_PROVIDED RECORDS_
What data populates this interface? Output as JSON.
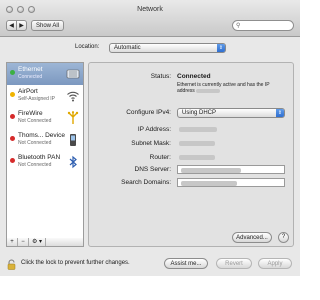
{
  "window": {
    "title": "Network",
    "show_all": "Show All",
    "back_icon": "chevron-left-icon",
    "forward_icon": "chevron-right-icon",
    "search_icon": "search-icon"
  },
  "location": {
    "label": "Location:",
    "value": "Automatic"
  },
  "sidebar": {
    "items": [
      {
        "name": "Ethernet",
        "status": "Connected",
        "dot_color": "#3cb043",
        "icon": "ethernet-icon",
        "selected": true
      },
      {
        "name": "AirPort",
        "status": "Self-Assigned IP",
        "dot_color": "#f0b400",
        "icon": "wifi-icon",
        "selected": false
      },
      {
        "name": "FireWire",
        "status": "Not Connected",
        "dot_color": "#d62b2b",
        "icon": "firewire-icon",
        "selected": false
      },
      {
        "name": "Thoms... Device",
        "status": "Not Connected",
        "dot_color": "#d62b2b",
        "icon": "phone-icon",
        "selected": false
      },
      {
        "name": "Bluetooth PAN",
        "status": "Not Connected",
        "dot_color": "#d62b2b",
        "icon": "bluetooth-icon",
        "selected": false
      }
    ],
    "add_label": "+",
    "remove_label": "−",
    "action_label": "⚙ ▾"
  },
  "detail": {
    "status_label": "Status:",
    "status_value": "Connected",
    "status_desc": "Ethernet is currently active and has the IP address",
    "configure_label": "Configure IPv4:",
    "configure_value": "Using DHCP",
    "ip_label": "IP Address:",
    "subnet_label": "Subnet Mask:",
    "router_label": "Router:",
    "dns_label": "DNS Server:",
    "search_domains_label": "Search Domains:",
    "advanced_label": "Advanced...",
    "help_label": "?"
  },
  "footer": {
    "lock_text": "Click the lock to prevent further changes.",
    "assist_label": "Assist me...",
    "revert_label": "Revert",
    "apply_label": "Apply"
  },
  "colors": {
    "accent": "#2f6fd0",
    "selection": "#7c98c0"
  }
}
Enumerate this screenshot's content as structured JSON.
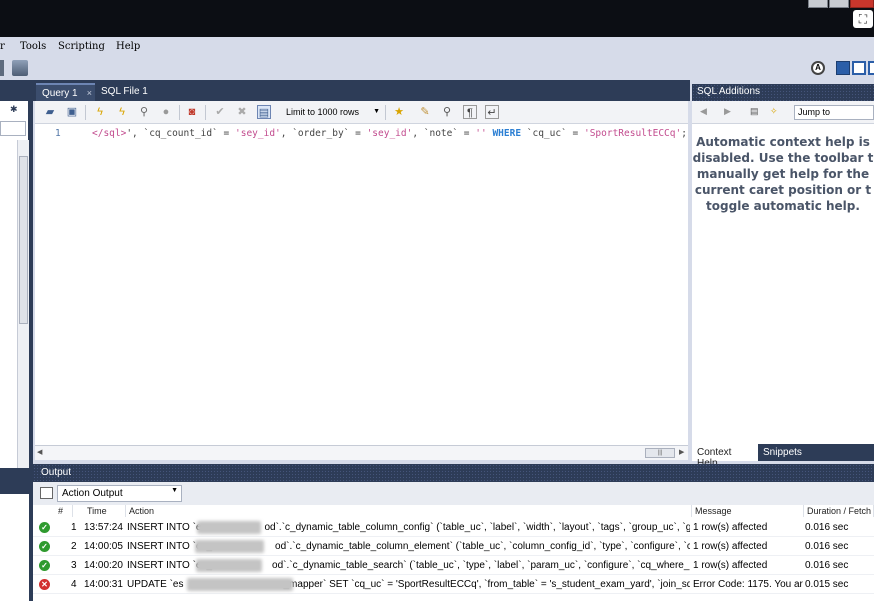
{
  "menu": [
    "r",
    "Tools",
    "Scripting",
    "Help"
  ],
  "editor_tabs": [
    {
      "label": "Query 1",
      "close": "×"
    },
    {
      "label": "SQL File 1"
    }
  ],
  "editor_toolbar": {
    "limit_label": "Limit to 1000 rows"
  },
  "editor": {
    "line_number": "1",
    "code_parts": [
      {
        "t": "</sql>",
        "c": "tag"
      },
      {
        "t": "', `cq_count_id` = ",
        "c": ""
      },
      {
        "t": "'sey_id'",
        "c": "str"
      },
      {
        "t": ", `order_by` = ",
        "c": ""
      },
      {
        "t": "'sey_id'",
        "c": "str"
      },
      {
        "t": ", `note` = ",
        "c": ""
      },
      {
        "t": "''",
        "c": "str"
      },
      {
        "t": " ",
        "c": ""
      },
      {
        "t": "WHERE",
        "c": "kw"
      },
      {
        "t": " `cq_uc` = ",
        "c": ""
      },
      {
        "t": "'SportResultECCq'",
        "c": "str"
      },
      {
        "t": ";",
        "c": ""
      }
    ]
  },
  "sql_additions": {
    "title": "SQL Additions",
    "jump_to": "Jump to",
    "help_text": "Automatic context help is\ndisabled. Use the toolbar t\nmanually get help for the\ncurrent caret position or t\ntoggle automatic help.",
    "tabs": [
      "Context Help",
      "Snippets"
    ]
  },
  "output": {
    "title": "Output",
    "mode": "Action Output",
    "columns": [
      "#",
      "Time",
      "Action",
      "Message",
      "Duration / Fetch"
    ],
    "rows": [
      {
        "status": "ok",
        "num": "1",
        "time": "13:57:24",
        "action_pre": "INSERT INTO `es",
        "action_post": "od`.`c_dynamic_table_column_config` (`table_uc`, `label`, `width`, `layout`, `tags`, `group_uc`, `group_sub`, `...",
        "message": "1 row(s) affected",
        "duration": "0.016 sec"
      },
      {
        "status": "ok",
        "num": "2",
        "time": "14:00:05",
        "action_pre": "INSERT INTO `es_",
        "action_post": "od`.`c_dynamic_table_column_element` (`table_uc`, `column_config_id`, `type`, `configure`, `cq_table_name`...",
        "message": "1 row(s) affected",
        "duration": "0.016 sec"
      },
      {
        "status": "ok",
        "num": "3",
        "time": "14:00:20",
        "action_pre": "INSERT INTO `es_",
        "action_post": "od`.`c_dynamic_table_search` (`table_uc`, `type`, `label`, `param_uc`, `configure`, `cq_where_id`, `state`, `ord...",
        "message": "1 row(s) affected",
        "duration": "0.016 sec"
      },
      {
        "status": "err",
        "num": "4",
        "time": "14:00:31",
        "action_pre": "UPDATE `es",
        "action_post": "_mapper` SET `cq_uc` = 'SportResultECCq', `from_table` = 's_student_exam_yard', `join_sql` = '<sql id=\\\"jo...",
        "message": "Error Code: 1175. You ar...",
        "duration": "0.015 sec"
      }
    ]
  },
  "colors": {
    "pane_header": "#2d3c57",
    "ok": "#2f9a2f",
    "error": "#d22f2f"
  }
}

_WORK INSTRUCTIONS_
Each line in the records above should be reproduced exactly; images are not copied.

_EXERCISE OUTPUT_
What data populates this interface? Output as JSON.
{
  "window": {
    "title": "Network",
    "show_all": "Show All",
    "back_icon": "chevron-left-icon",
    "forward_icon": "chevron-right-icon",
    "search_icon": "search-icon"
  },
  "location": {
    "label": "Location:",
    "value": "Automatic"
  },
  "sidebar": {
    "items": [
      {
        "name": "Ethernet",
        "status": "Connected",
        "dot_color": "#3cb043",
        "icon": "ethernet-icon",
        "selected": true
      },
      {
        "name": "AirPort",
        "status": "Self-Assigned IP",
        "dot_color": "#f0b400",
        "icon": "wifi-icon",
        "selected": false
      },
      {
        "name": "FireWire",
        "status": "Not Connected",
        "dot_color": "#d62b2b",
        "icon": "firewire-icon",
        "selected": false
      },
      {
        "name": "Thoms... Device",
        "status": "Not Connected",
        "dot_color": "#d62b2b",
        "icon": "phone-icon",
        "selected": false
      },
      {
        "name": "Bluetooth PAN",
        "status": "Not Connected",
        "dot_color": "#d62b2b",
        "icon": "bluetooth-icon",
        "selected": false
      }
    ],
    "add_label": "+",
    "remove_label": "−",
    "action_label": "⚙ ▾"
  },
  "detail": {
    "status_label": "Status:",
    "status_value": "Connected",
    "status_desc": "Ethernet is currently active and has the IP address",
    "configure_label": "Configure IPv4:",
    "configure_value": "Using DHCP",
    "ip_label": "IP Address:",
    "subnet_label": "Subnet Mask:",
    "router_label": "Router:",
    "dns_label": "DNS Server:",
    "search_domains_label": "Search Domains:",
    "advanced_label": "Advanced...",
    "help_label": "?"
  },
  "footer": {
    "lock_text": "Click the lock to prevent further changes.",
    "assist_label": "Assist me...",
    "revert_label": "Revert",
    "apply_label": "Apply"
  },
  "colors": {
    "accent": "#2f6fd0",
    "selection": "#7c98c0"
  }
}
Enumerate this screenshot's content as structured JSON.
{
  "menu": [
    "r",
    "Tools",
    "Scripting",
    "Help"
  ],
  "editor_tabs": [
    {
      "label": "Query 1",
      "close": "×"
    },
    {
      "label": "SQL File 1"
    }
  ],
  "editor_toolbar": {
    "limit_label": "Limit to 1000 rows"
  },
  "editor": {
    "line_number": "1",
    "code_parts": [
      {
        "t": "</sql>",
        "c": "tag"
      },
      {
        "t": "', `cq_count_id` = ",
        "c": ""
      },
      {
        "t": "'sey_id'",
        "c": "str"
      },
      {
        "t": ", `order_by` = ",
        "c": ""
      },
      {
        "t": "'sey_id'",
        "c": "str"
      },
      {
        "t": ", `note` = ",
        "c": ""
      },
      {
        "t": "''",
        "c": "str"
      },
      {
        "t": " ",
        "c": ""
      },
      {
        "t": "WHERE",
        "c": "kw"
      },
      {
        "t": " `cq_uc` = ",
        "c": ""
      },
      {
        "t": "'SportResultECCq'",
        "c": "str"
      },
      {
        "t": ";",
        "c": ""
      }
    ]
  },
  "sql_additions": {
    "title": "SQL Additions",
    "jump_to": "Jump to",
    "help_text": "Automatic context help is\ndisabled. Use the toolbar t\nmanually get help for the\ncurrent caret position or t\ntoggle automatic help.",
    "tabs": [
      "Context Help",
      "Snippets"
    ]
  },
  "output": {
    "title": "Output",
    "mode": "Action Output",
    "columns": [
      "#",
      "Time",
      "Action",
      "Message",
      "Duration / Fetch"
    ],
    "rows": [
      {
        "status": "ok",
        "num": "1",
        "time": "13:57:24",
        "action_pre": "INSERT INTO `es",
        "action_post": "od`.`c_dynamic_table_column_config` (`table_uc`, `label`, `width`, `layout`, `tags`, `group_uc`, `group_sub`, `...",
        "message": "1 row(s) affected",
        "duration": "0.016 sec"
      },
      {
        "status": "ok",
        "num": "2",
        "time": "14:00:05",
        "action_pre": "INSERT INTO `es_",
        "action_post": "od`.`c_dynamic_table_column_element` (`table_uc`, `column_config_id`, `type`, `configure`, `cq_table_name`...",
        "message": "1 row(s) affected",
        "duration": "0.016 sec"
      },
      {
        "status": "ok",
        "num": "3",
        "time": "14:00:20",
        "action_pre": "INSERT INTO `es_",
        "action_post": "od`.`c_dynamic_table_search` (`table_uc`, `type`, `label`, `param_uc`, `configure`, `cq_where_id`, `state`, `ord...",
        "message": "1 row(s) affected",
        "duration": "0.016 sec"
      },
      {
        "status": "err",
        "num": "4",
        "time": "14:00:31",
        "action_pre": "UPDATE `es",
        "action_post": "_mapper` SET `cq_uc` = 'SportResultECCq', `from_table` = 's_student_exam_yard', `join_sql` = '<sql id=\\\"jo...",
        "message": "Error Code: 1175. You ar...",
        "duration": "0.015 sec"
      }
    ]
  },
  "colors": {
    "pane_header": "#2d3c57",
    "ok": "#2f9a2f",
    "error": "#d22f2f"
  }
}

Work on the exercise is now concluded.